Stated problem. Find each line with "ninteligência" and copy it.

Data extracted from a collection.

◇ ◇ ◇ ◇

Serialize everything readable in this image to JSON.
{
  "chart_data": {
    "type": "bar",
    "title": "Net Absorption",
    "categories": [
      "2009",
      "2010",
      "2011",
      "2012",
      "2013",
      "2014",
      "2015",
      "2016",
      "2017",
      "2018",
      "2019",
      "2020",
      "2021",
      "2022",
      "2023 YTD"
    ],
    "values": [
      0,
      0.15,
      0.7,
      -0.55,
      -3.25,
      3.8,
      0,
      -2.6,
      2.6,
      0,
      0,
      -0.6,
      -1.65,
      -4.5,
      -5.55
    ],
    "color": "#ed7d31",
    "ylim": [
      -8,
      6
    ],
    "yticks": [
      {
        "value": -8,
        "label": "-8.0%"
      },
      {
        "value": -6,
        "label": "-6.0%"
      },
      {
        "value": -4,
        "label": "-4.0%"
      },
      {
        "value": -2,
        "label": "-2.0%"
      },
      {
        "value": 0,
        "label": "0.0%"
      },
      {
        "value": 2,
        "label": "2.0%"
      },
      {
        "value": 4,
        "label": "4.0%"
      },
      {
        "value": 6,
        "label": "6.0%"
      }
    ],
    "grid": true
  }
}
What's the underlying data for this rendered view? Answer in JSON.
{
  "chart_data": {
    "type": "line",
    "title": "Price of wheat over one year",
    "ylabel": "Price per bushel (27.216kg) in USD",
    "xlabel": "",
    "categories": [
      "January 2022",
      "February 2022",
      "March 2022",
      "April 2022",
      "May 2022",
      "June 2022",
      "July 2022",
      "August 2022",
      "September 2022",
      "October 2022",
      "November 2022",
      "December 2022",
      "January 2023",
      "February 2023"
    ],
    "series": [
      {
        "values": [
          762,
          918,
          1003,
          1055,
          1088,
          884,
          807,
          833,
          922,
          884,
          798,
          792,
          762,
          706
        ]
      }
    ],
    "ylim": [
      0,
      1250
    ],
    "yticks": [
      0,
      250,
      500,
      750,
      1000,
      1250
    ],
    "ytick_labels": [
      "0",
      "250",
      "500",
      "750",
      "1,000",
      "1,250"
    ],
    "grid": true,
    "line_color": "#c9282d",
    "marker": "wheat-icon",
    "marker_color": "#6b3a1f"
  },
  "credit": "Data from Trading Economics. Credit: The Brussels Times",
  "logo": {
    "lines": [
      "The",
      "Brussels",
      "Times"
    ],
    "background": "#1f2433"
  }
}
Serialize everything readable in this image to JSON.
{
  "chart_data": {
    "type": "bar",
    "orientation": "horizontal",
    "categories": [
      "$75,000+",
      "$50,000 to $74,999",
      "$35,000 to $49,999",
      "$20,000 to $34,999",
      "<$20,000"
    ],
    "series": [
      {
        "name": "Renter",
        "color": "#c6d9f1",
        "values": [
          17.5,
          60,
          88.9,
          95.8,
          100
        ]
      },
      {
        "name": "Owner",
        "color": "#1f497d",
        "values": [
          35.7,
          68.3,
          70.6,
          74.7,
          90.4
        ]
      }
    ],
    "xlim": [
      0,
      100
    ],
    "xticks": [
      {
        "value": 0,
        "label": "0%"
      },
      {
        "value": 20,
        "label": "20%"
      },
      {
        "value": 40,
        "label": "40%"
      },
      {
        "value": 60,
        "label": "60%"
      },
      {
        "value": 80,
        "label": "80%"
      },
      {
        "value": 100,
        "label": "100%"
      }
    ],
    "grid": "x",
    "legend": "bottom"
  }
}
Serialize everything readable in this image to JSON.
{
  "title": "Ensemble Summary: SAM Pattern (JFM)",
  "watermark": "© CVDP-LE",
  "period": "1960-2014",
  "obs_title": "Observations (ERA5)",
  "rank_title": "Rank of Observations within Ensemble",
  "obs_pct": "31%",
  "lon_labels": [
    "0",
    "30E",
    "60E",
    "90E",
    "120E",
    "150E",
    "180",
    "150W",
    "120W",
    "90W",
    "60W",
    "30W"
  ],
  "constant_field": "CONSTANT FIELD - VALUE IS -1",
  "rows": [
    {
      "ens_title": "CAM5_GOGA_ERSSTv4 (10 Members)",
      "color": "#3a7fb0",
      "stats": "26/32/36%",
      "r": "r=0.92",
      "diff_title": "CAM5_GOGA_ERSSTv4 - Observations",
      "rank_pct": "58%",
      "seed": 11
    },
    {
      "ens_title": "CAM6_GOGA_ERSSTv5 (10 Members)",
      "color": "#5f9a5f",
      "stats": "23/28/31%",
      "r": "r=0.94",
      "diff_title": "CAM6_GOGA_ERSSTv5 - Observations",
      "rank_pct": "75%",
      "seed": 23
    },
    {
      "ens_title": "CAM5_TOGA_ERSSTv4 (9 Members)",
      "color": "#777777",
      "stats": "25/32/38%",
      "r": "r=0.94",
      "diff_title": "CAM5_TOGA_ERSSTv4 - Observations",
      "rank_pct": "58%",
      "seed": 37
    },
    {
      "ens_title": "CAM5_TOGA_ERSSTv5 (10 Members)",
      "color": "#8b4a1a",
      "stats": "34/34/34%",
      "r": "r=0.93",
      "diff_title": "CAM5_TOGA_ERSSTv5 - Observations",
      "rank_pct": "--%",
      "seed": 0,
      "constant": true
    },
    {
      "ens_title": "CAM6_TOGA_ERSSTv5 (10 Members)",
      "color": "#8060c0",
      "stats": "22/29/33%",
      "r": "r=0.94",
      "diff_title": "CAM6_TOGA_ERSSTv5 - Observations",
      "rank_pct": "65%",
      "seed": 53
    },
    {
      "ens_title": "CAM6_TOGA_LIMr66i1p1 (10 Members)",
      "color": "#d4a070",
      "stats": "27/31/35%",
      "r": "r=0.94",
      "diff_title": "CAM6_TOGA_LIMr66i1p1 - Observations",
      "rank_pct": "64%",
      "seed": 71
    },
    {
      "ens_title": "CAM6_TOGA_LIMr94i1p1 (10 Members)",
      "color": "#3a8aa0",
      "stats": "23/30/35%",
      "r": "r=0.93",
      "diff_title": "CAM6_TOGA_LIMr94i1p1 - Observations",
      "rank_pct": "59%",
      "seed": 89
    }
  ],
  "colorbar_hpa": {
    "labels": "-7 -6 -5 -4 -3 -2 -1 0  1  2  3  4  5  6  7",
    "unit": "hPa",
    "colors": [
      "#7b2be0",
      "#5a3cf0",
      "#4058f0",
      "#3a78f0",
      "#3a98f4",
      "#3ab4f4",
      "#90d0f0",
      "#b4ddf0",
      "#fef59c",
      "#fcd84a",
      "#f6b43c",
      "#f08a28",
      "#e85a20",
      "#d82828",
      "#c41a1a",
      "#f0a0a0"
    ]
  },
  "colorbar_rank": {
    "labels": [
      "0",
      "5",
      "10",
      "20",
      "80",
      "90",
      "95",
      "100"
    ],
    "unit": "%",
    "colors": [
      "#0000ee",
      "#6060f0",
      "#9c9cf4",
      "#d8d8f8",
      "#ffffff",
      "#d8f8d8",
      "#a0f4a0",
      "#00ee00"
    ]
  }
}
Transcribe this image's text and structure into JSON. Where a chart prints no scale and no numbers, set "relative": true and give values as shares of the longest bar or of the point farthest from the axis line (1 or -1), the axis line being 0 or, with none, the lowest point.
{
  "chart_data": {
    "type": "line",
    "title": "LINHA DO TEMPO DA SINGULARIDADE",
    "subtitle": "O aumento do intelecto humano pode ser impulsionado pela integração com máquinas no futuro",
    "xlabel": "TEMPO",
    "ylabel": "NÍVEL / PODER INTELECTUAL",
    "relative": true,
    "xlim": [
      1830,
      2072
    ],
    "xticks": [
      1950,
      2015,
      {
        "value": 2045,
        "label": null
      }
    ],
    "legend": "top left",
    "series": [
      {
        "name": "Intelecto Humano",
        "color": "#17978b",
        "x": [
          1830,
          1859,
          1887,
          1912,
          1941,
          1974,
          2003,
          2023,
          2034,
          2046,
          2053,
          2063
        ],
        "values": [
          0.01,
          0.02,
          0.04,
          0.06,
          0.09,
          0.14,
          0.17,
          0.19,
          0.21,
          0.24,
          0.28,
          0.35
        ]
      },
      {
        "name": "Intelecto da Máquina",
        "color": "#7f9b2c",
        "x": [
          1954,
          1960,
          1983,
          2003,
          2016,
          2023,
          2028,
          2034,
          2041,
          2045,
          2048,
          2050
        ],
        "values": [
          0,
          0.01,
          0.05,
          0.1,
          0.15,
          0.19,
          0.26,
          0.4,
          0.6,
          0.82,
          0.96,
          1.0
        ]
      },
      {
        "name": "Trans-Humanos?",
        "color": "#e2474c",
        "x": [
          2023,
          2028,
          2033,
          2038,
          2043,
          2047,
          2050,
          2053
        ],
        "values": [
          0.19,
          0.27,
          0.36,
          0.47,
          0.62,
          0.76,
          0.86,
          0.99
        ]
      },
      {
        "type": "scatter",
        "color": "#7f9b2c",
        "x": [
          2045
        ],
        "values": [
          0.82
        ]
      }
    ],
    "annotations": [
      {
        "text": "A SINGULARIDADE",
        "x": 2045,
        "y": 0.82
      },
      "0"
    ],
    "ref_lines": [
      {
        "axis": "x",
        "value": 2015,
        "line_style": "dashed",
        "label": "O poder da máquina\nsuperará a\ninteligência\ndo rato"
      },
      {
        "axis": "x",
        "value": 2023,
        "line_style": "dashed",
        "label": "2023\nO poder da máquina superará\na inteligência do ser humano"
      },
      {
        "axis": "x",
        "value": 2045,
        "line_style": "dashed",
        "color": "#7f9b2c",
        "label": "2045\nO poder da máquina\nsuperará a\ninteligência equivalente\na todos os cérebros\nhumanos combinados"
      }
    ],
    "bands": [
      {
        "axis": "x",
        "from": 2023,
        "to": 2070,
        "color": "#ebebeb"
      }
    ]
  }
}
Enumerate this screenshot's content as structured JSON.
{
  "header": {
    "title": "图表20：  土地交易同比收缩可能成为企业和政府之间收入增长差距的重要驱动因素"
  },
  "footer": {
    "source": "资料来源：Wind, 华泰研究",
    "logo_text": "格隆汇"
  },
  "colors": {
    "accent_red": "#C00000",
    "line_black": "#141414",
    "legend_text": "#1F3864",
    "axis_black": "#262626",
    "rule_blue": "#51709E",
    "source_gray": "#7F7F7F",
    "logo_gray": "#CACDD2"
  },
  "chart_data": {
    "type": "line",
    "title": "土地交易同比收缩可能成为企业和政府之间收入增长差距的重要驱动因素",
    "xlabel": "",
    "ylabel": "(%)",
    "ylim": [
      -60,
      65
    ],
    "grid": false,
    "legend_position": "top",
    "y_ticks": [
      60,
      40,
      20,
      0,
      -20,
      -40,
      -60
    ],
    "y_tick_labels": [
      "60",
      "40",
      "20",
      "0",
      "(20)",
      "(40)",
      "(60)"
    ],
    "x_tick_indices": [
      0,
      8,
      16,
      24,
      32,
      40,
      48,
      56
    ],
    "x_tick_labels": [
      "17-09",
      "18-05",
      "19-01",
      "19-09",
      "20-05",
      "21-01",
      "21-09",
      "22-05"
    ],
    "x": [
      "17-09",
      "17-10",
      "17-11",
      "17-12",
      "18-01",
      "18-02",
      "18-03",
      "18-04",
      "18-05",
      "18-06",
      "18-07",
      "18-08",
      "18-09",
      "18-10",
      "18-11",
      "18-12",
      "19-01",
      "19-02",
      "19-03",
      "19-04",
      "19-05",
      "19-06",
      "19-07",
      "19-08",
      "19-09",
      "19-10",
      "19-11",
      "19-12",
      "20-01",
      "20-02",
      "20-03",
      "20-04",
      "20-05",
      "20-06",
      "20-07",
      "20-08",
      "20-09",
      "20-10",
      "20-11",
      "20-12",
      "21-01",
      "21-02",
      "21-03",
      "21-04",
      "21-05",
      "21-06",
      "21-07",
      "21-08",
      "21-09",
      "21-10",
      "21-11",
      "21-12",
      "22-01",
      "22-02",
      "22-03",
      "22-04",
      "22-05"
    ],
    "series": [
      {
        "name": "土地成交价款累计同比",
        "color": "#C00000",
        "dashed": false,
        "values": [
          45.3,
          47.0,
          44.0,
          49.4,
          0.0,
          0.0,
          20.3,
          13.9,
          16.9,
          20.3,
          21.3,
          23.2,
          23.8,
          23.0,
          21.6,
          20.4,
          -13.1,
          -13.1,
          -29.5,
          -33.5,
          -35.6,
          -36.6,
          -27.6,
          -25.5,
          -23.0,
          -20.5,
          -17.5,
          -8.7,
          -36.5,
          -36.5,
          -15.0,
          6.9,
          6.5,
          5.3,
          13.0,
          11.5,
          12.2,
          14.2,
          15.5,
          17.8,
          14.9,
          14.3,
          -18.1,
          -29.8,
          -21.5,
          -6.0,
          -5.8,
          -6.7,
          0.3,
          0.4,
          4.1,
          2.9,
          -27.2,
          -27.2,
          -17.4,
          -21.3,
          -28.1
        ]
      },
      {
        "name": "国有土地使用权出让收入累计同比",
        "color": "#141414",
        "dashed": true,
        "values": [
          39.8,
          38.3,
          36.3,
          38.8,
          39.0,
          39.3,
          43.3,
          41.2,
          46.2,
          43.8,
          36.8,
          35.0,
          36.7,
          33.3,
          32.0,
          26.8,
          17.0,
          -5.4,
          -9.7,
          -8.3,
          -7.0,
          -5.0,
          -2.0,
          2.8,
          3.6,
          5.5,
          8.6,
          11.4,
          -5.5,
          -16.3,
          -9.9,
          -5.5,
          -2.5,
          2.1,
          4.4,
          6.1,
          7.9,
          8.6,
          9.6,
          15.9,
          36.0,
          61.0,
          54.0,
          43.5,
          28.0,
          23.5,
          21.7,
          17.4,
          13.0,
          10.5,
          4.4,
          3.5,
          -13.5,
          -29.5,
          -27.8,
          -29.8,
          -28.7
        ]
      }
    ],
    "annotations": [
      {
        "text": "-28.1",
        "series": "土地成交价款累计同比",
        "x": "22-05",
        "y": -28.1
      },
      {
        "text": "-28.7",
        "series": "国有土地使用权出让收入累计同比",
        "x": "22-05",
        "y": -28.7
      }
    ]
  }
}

◇ ◇ ◇ ◇

The answer.
        "label": "O poder da máquina\nsuperará a\ninteligência\ndo rato"
        "label": "2045\nO poder da máquina\nsuperará a\ninteligência equivalente\na todos os cérebros\nhumanos combinados"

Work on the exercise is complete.